[Exercise prompt] Check each line of the listing below for the string "does", and copy the ones that have it.
- - -
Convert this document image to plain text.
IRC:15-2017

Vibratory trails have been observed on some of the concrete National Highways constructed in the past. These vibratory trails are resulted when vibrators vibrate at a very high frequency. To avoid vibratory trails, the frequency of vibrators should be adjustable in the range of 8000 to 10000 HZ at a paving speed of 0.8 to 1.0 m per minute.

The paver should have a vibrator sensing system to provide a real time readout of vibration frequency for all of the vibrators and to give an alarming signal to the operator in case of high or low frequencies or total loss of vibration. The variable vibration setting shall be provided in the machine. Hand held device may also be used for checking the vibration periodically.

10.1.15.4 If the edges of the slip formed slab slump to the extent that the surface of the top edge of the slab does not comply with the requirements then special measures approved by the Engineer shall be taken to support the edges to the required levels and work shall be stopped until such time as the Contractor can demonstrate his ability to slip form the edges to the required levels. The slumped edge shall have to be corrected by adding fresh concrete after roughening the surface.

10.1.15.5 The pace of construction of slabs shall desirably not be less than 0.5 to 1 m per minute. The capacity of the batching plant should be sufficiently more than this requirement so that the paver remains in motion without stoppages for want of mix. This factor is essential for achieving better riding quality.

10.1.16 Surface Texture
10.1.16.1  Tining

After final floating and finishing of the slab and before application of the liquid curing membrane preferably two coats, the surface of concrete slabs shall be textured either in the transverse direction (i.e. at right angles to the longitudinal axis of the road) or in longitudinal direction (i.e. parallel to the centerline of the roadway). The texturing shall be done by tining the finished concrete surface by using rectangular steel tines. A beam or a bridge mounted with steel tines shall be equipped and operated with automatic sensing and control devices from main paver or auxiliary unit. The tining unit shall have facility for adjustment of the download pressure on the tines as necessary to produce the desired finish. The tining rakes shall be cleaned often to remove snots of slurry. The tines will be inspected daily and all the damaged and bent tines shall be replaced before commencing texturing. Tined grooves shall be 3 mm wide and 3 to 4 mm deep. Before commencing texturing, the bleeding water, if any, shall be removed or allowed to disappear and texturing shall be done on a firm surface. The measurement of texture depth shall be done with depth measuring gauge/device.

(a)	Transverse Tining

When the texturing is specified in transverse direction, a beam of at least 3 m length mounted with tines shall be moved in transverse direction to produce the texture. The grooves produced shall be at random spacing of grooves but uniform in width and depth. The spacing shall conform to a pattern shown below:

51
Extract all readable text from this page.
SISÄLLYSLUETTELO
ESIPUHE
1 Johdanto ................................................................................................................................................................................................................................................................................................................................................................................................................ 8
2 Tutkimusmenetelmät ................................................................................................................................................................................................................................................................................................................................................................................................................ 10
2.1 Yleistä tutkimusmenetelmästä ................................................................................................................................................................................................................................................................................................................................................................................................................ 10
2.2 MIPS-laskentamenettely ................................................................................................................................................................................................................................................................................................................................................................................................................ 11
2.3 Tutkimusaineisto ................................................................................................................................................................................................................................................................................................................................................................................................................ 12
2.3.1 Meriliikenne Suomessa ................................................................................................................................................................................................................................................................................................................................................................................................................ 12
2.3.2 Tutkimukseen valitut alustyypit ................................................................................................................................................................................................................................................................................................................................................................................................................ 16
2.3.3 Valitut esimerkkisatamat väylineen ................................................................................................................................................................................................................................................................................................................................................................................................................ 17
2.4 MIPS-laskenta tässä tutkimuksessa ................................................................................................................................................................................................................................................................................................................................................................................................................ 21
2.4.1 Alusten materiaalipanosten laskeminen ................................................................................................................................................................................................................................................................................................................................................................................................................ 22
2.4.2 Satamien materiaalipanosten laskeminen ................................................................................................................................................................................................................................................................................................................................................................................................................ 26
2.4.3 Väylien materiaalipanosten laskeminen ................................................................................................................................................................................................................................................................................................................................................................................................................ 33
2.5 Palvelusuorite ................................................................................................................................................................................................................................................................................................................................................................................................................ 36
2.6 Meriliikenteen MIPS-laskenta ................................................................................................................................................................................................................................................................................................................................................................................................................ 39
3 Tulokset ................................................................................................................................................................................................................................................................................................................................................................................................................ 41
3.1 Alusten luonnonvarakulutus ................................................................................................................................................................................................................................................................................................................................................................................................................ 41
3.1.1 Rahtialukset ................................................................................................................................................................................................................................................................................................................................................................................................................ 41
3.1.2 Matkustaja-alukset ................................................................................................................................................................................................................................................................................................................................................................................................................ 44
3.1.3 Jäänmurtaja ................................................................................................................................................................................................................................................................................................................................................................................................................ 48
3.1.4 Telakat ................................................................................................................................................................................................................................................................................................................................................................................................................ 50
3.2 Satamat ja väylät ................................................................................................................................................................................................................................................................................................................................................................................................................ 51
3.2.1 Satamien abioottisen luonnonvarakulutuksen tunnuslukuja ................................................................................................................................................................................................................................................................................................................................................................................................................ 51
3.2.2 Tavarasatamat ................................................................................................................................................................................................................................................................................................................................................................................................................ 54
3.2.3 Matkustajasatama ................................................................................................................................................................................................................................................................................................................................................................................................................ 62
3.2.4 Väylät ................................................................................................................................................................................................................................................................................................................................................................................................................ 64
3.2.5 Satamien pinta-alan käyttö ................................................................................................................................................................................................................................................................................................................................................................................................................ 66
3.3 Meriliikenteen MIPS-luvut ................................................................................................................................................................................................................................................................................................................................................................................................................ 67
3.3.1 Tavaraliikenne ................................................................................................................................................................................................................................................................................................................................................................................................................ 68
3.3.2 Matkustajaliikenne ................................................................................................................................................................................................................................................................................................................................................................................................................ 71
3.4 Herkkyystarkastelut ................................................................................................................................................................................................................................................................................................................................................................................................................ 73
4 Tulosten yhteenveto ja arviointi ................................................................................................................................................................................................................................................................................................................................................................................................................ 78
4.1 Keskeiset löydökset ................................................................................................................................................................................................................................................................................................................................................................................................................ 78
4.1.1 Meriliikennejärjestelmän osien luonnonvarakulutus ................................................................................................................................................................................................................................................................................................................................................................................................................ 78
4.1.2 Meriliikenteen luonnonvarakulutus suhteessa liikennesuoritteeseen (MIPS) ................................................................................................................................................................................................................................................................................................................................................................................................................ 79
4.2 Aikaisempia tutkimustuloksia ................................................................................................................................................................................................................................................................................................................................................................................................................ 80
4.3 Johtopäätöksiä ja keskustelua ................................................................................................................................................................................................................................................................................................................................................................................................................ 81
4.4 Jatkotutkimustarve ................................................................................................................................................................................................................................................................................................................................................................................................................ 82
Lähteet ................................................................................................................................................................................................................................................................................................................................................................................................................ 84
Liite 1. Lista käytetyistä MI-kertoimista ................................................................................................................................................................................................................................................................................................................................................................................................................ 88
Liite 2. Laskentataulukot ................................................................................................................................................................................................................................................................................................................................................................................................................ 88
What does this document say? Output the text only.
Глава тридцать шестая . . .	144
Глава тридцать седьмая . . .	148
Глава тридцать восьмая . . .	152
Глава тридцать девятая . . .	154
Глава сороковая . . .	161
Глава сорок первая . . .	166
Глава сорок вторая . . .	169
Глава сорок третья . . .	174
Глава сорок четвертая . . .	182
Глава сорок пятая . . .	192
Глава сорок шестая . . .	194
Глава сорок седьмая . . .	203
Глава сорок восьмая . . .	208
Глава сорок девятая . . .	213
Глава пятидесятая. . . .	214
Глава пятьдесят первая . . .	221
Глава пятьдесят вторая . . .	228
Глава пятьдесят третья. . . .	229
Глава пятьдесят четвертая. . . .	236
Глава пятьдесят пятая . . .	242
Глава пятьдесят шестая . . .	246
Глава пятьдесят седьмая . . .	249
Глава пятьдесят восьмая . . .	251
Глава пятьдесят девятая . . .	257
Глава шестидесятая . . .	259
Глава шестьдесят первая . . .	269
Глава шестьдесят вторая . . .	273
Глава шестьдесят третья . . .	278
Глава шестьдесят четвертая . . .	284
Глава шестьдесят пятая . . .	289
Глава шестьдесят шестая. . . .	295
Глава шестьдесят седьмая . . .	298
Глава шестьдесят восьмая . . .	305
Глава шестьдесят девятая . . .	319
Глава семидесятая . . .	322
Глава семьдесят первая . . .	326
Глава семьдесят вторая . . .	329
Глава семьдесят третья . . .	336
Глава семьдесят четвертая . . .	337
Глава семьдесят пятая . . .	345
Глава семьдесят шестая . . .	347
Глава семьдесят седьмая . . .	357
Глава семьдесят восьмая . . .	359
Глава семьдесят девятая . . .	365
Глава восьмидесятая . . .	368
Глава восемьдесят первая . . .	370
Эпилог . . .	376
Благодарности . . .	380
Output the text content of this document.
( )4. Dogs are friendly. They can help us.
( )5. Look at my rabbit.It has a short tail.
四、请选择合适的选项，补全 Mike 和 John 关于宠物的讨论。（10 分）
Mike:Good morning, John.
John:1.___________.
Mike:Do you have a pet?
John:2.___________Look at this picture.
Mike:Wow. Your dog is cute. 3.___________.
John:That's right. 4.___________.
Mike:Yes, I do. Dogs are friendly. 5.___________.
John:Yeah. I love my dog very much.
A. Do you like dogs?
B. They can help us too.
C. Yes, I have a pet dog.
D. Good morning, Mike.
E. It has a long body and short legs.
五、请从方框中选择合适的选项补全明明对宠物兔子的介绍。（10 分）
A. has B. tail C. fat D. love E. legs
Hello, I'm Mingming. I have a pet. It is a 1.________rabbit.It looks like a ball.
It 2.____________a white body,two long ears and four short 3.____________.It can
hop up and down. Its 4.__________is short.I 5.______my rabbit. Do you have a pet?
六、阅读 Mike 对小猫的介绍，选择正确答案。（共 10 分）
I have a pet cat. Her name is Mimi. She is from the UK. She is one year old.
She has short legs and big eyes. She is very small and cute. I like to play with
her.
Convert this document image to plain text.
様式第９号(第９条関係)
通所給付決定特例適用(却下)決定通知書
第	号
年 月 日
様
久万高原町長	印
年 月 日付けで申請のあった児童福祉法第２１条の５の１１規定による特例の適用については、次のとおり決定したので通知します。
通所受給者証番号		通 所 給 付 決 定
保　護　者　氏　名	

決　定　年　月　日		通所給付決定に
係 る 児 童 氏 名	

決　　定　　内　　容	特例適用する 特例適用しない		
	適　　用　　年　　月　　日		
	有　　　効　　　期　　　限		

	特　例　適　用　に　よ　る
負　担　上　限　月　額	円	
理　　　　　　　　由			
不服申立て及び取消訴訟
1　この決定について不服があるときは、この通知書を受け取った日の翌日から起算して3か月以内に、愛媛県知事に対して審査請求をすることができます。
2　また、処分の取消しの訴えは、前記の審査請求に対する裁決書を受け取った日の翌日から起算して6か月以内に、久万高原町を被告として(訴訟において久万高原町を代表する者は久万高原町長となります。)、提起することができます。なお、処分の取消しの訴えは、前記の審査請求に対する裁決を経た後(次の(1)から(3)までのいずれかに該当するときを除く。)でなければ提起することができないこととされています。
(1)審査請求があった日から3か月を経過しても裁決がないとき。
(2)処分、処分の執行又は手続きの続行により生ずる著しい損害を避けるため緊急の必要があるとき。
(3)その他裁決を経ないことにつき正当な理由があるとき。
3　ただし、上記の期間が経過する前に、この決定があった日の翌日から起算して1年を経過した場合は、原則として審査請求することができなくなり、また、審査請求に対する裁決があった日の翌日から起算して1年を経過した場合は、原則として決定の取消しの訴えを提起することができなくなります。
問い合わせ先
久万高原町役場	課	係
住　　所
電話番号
- - -
[Response below]
10.1.15.4 If the edges of the slip formed slab slump to the extent that the surface of the top edge of the slab does not comply with the requirements then special measures approved by the Engineer shall be taken to support the edges to the required levels and work shall be stopped until such time as the Contractor can demonstrate his ability to slip form the edges to the required levels. The slumped edge shall have to be corrected by adding fresh concrete after roughening the surface.
What does this document say? Output the text only.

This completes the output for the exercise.